— Begin GIVEN RECORDS —

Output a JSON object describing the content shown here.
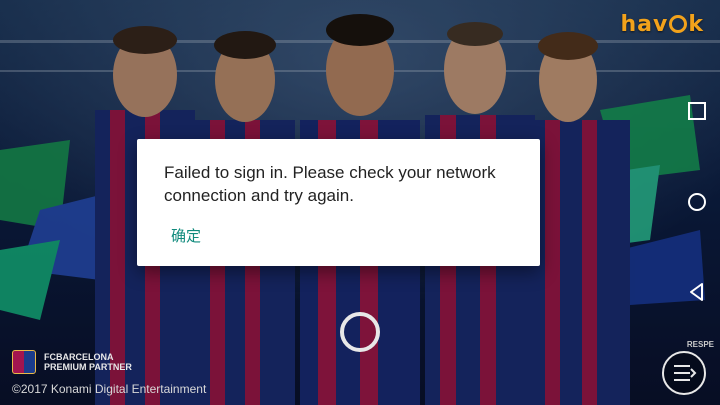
{
  "logo": {
    "left": "hav",
    "right": "k"
  },
  "dialog": {
    "message": "Failed to sign in. Please check your network connection and try again.",
    "confirm_label": "确定"
  },
  "footer": {
    "partner_line1": "FCBARCELONA",
    "partner_line2": "PREMIUM PARTNER",
    "copyright": "©2017 Konami Digital Entertainment",
    "respect": "RESPE"
  },
  "nav": {
    "recents_icon": "square-icon",
    "home_icon": "circle-icon",
    "back_icon": "triangle-back-icon"
  },
  "colors": {
    "accent": "#0f8a7c",
    "logo": "#f2a21b"
  }
}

— End GIVEN RECORDS —

## GOAL OF THE EXERCISE
Print every entry exactly as written, without the pictures.

## CORRECT RESPONSE
Output a JSON object describing the content shown here.
{
  "logo": {
    "left": "hav",
    "right": "k"
  },
  "dialog": {
    "message": "Failed to sign in. Please check your network connection and try again.",
    "confirm_label": "确定"
  },
  "footer": {
    "partner_line1": "FCBARCELONA",
    "partner_line2": "PREMIUM PARTNER",
    "copyright": "©2017 Konami Digital Entertainment",
    "respect": "RESPE"
  },
  "nav": {
    "recents_icon": "square-icon",
    "home_icon": "circle-icon",
    "back_icon": "triangle-back-icon"
  },
  "colors": {
    "accent": "#0f8a7c",
    "logo": "#f2a21b"
  }
}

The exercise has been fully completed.